### Aufgaben
1. Erläutern Sie anhand des Textes über die Verehrung des Blutes Christi in ein bis drei Sätzen, weshalb der Würgengel an bestimmten Wohnungen vorüberging, ohne zu schaden.
2. Übernehmen Sie aus dem Text über die Verehrung des Blutes Christi wortgetreu die Passage, die mit „Die Verehrung des“ beginnt und sich bis einschließlich „(Pius IX., 9.10.1849).“ fortsetzt.

### Seite
-*-

Die Verehrung des Blutes Christi
von Franz Spirago
Schon im Alten Testament wurde der hohe Wert und die versöhnende Kraft des Blutes Christi durch Vorbilder, insbesondere durch das Osterlamm angekündigt. Bevor die letzte Plage über das Land Ägypten kam und in einer Nacht der Würgengel alle Erstgeburt der Ägypter tötete, mussten die Juden ein Lamm schlachten und mit dessen Blute die Türpfosten bestreichen. An den mit diesem Blute bestrichenen Wohnungen ging der Würgengel vorüber, ohne zu schaden (Ex 12,13). „Wenn die Häuser Ägyptens, die mit dem Blute des Lammes besprengt waren, vom Zorne Gottes verschont blieben, um wie viel eher werden diesem Zorne entgehen, ja die Fülle der Gnaden erlangen, die das Blut Christi verehren" (Pius IX., 9.10.1849).

-*-

### Angezeigte Daten
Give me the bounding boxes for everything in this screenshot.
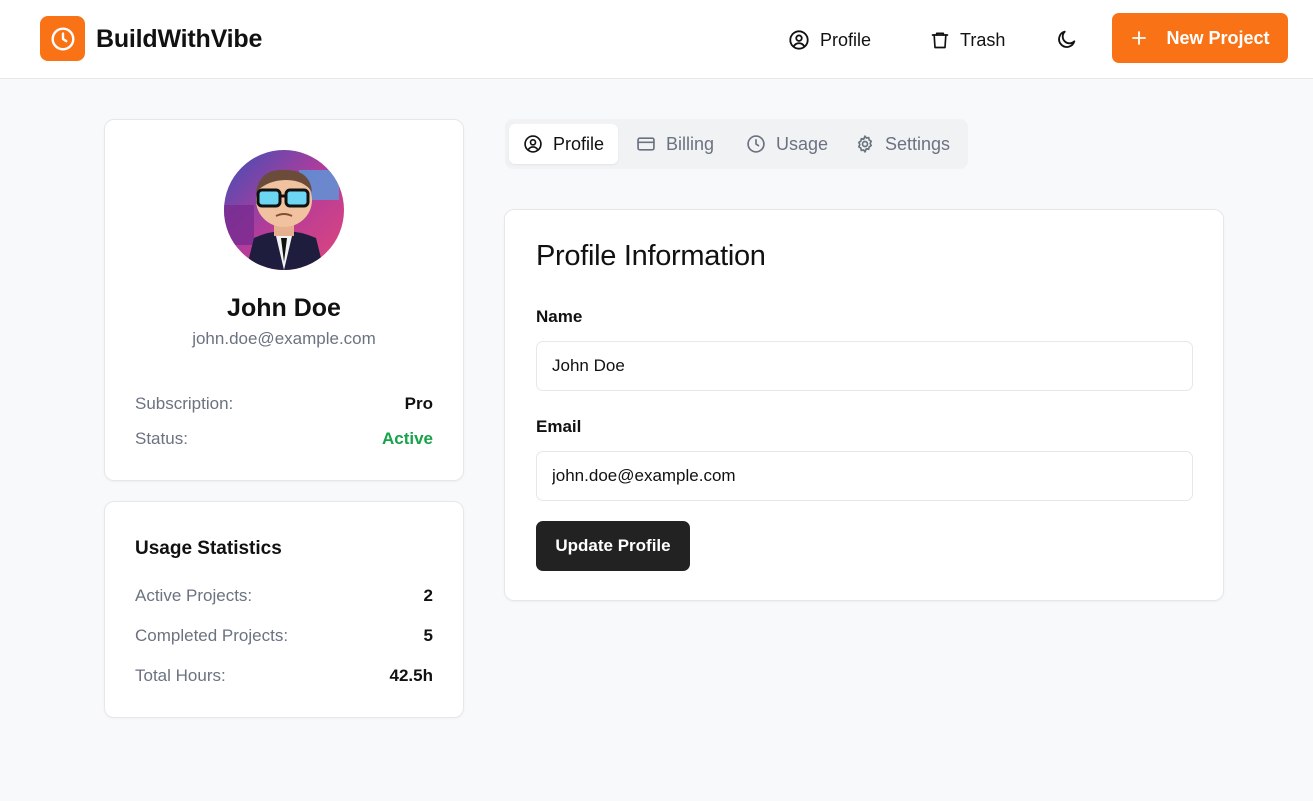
- trash-icon: [931, 32, 949, 49]
- completed-projects-row: Completed Projects: 5: [135, 626, 433, 646]
- profile-information-card: Profile Information Name Email Update Pr…: [504, 209, 1224, 601]
- new-project-label: New Project: [1166, 27, 1270, 48]
- app-header: BuildWithVibe Profile Trash New Project: [0, 0, 1313, 79]
- update-profile-button[interactable]: Update Profile: [536, 521, 690, 571]
- user-circle-icon: [524, 135, 542, 153]
- name-input[interactable]: [536, 341, 1193, 391]
- clock-icon: [747, 135, 765, 153]
- email-label: Email: [536, 417, 582, 436]
- user-email: john.doe@example.com: [192, 329, 376, 348]
- status-badge: Active: [381, 429, 433, 448]
- tab-settings[interactable]: Settings: [841, 124, 964, 164]
- gear-icon: [858, 135, 872, 153]
- tab-profile[interactable]: Profile: [509, 124, 619, 164]
- subscription-value: Pro: [404, 394, 433, 413]
- tab-usage-label: Usage: [776, 133, 829, 154]
- nav-trash-label: Trash: [960, 29, 1006, 50]
- brand-name[interactable]: BuildWithVibe: [96, 25, 262, 54]
- status-label: Status:: [135, 429, 188, 448]
- tab-profile-label: Profile: [553, 133, 605, 154]
- new-project-button[interactable]: New Project: [1112, 13, 1288, 63]
- nav-profile-label: Profile: [820, 29, 872, 50]
- section-title: Profile Information: [536, 240, 766, 272]
- total-hours-value: 42.5h: [389, 666, 433, 685]
- tab-billing-label: Billing: [666, 133, 715, 154]
- avatar-image: [224, 150, 344, 270]
- active-projects-value: 2: [423, 586, 433, 605]
- completed-projects-value: 5: [423, 626, 433, 645]
- user-name: John Doe: [227, 294, 341, 322]
- credit-card-icon: [637, 137, 655, 151]
- tab-usage[interactable]: Usage: [732, 124, 842, 164]
- clock-icon: [51, 27, 74, 50]
- moon-icon: [1058, 30, 1076, 48]
- subscription-label: Subscription:: [135, 394, 234, 413]
- theme-toggle-button[interactable]: [1056, 28, 1078, 50]
- total-hours-label: Total Hours:: [135, 666, 226, 685]
- subscription-row: Subscription: Pro: [135, 394, 433, 414]
- usage-title: Usage Statistics: [135, 538, 282, 559]
- avatar: [224, 150, 344, 270]
- status-row: Status: Active: [135, 429, 433, 449]
- plus-icon: [1132, 31, 1147, 45]
- nav-trash-link[interactable]: Trash: [930, 26, 1005, 54]
- active-projects-row: Active Projects: 2: [135, 586, 433, 606]
- completed-projects-label: Completed Projects:: [135, 626, 289, 645]
- settings-tabs: Profile Billing Usage Settings: [505, 119, 968, 169]
- tab-billing[interactable]: Billing: [622, 124, 728, 164]
- name-label: Name: [536, 307, 583, 326]
- tab-settings-label: Settings: [885, 133, 951, 154]
- profile-summary-card: John Doe john.doe@example.com Subscripti…: [104, 119, 464, 481]
- logo[interactable]: [40, 16, 85, 61]
- usage-statistics-card: Usage Statistics Active Projects: 2 Comp…: [104, 501, 464, 718]
- nav-profile-link[interactable]: Profile: [788, 26, 871, 54]
- email-input[interactable]: [536, 451, 1193, 501]
- total-hours-row: Total Hours: 42.5h: [135, 666, 433, 686]
- user-circle-icon: [789, 30, 809, 50]
- active-projects-label: Active Projects:: [135, 586, 253, 605]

-*-

### Lösungen
1. Die Juden hatten ein Lamm geschlachtet und mit dessen Blut die Türpfosten ihrer Wohnungen bestrichen. An den so mit Blut bestrichenen Wohnungen ging der Würgengel vorüber, ohne zu schaden (Ex 12,13).

2.
Die Verehrung des Blutes Christi
von Franz Spirago
Schon im Alten Testament wurde der hohe Wert und die versöhnende Kraft des Blutes Christi durch Vorbilder, insbesondere durch das Osterlamm angekündigt. Bevor die letzte Plage über das Land Ägypten kam und in einer Nacht der Würgengel alle Erstgeburt der Ägypter tötete, mussten die Juden ein Lamm schlachten und mit dessen Blute die Türpfosten bestreichen. An den mit diesem Blute bestrichenen Wohnungen ging der Würgengel vorüber, ohne zu schaden (Ex 12,13). „Wenn die Häuser Ägyptens, die mit dem Blute des Lammes besprengt waren, vom Zorne Gottes verschont blieben, um wie viel eher werden diesem Zorne entgehen, ja die Fülle der Gnaden erlangen, die das Blut Christi verehren" (Pius IX., 9.10.1849).